▶ _Provided records_:

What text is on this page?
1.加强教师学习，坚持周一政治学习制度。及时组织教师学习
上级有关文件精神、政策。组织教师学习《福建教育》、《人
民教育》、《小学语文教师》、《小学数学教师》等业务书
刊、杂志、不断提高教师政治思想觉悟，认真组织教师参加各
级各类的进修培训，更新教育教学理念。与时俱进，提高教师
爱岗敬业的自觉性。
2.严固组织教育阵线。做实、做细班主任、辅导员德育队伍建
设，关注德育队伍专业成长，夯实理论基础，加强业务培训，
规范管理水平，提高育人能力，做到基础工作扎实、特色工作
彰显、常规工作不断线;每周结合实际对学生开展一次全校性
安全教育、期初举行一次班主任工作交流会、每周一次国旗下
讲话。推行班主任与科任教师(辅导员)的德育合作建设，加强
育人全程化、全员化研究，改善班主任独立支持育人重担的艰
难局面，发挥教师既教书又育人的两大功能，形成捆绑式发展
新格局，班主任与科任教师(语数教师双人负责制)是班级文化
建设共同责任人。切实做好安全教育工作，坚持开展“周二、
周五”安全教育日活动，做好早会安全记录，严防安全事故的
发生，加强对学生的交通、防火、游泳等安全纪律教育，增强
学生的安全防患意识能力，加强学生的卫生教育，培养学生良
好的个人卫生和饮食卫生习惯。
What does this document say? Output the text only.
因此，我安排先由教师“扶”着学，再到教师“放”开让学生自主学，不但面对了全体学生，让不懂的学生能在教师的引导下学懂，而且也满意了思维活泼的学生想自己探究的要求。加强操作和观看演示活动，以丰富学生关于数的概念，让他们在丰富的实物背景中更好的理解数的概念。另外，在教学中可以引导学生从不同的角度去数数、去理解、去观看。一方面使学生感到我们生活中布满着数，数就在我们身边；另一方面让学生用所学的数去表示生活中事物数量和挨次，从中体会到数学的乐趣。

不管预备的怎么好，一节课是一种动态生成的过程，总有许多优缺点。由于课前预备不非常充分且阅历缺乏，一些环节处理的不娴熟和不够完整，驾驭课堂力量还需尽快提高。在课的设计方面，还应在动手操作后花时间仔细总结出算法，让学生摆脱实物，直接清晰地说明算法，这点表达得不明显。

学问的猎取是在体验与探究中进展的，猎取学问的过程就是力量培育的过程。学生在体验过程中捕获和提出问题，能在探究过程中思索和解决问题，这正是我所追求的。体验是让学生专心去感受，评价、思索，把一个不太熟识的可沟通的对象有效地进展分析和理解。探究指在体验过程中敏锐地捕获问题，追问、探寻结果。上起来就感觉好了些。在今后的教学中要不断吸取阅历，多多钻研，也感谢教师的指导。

▶ _What needs to be done_: Write the lines out exactly, from the one with "What does this" down to the last line of the listing, and leave out all others.

▶ _Written response_:
What does this document say? Output the text only.
因此，我安排先由教师“扶”着学，再到教师“放”开让学生自主学，不但面对了全体学生，让不懂的学生能在教师的引导下学懂，而且也满意了思维活泼的学生想自己探究的要求。加强操作和观看演示活动，以丰富学生关于数的概念，让他们在丰富的实物背景中更好的理解数的概念。另外，在教学中可以引导学生从不同的角度去数数、去理解、去观看。一方面使学生感到我们生活中布满着数，数就在我们身边；另一方面让学生用所学的数去表示生活中事物数量和挨次，从中体会到数学的乐趣。

不管预备的怎么好，一节课是一种动态生成的过程，总有许多优缺点。由于课前预备不非常充分且阅历缺乏，一些环节处理的不娴熟和不够完整，驾驭课堂力量还需尽快提高。在课的设计方面，还应在动手操作后花时间仔细总结出算法，让学生摆脱实物，直接清晰地说明算法，这点表达得不明显。

学问的猎取是在体验与探究中进展的，猎取学问的过程就是力量培育的过程。学生在体验过程中捕获和提出问题，能在探究过程中思索和解决问题，这正是我所追求的。体验是让学生专心去感受，评价、思索，把一个不太熟识的可沟通的对象有效地进展分析和理解。探究指在体验过程中敏锐地捕获问题，追问、探寻结果。上起来就感觉好了些。在今后的教学中要不断吸取阅历，多多钻研，也感谢教师的指导。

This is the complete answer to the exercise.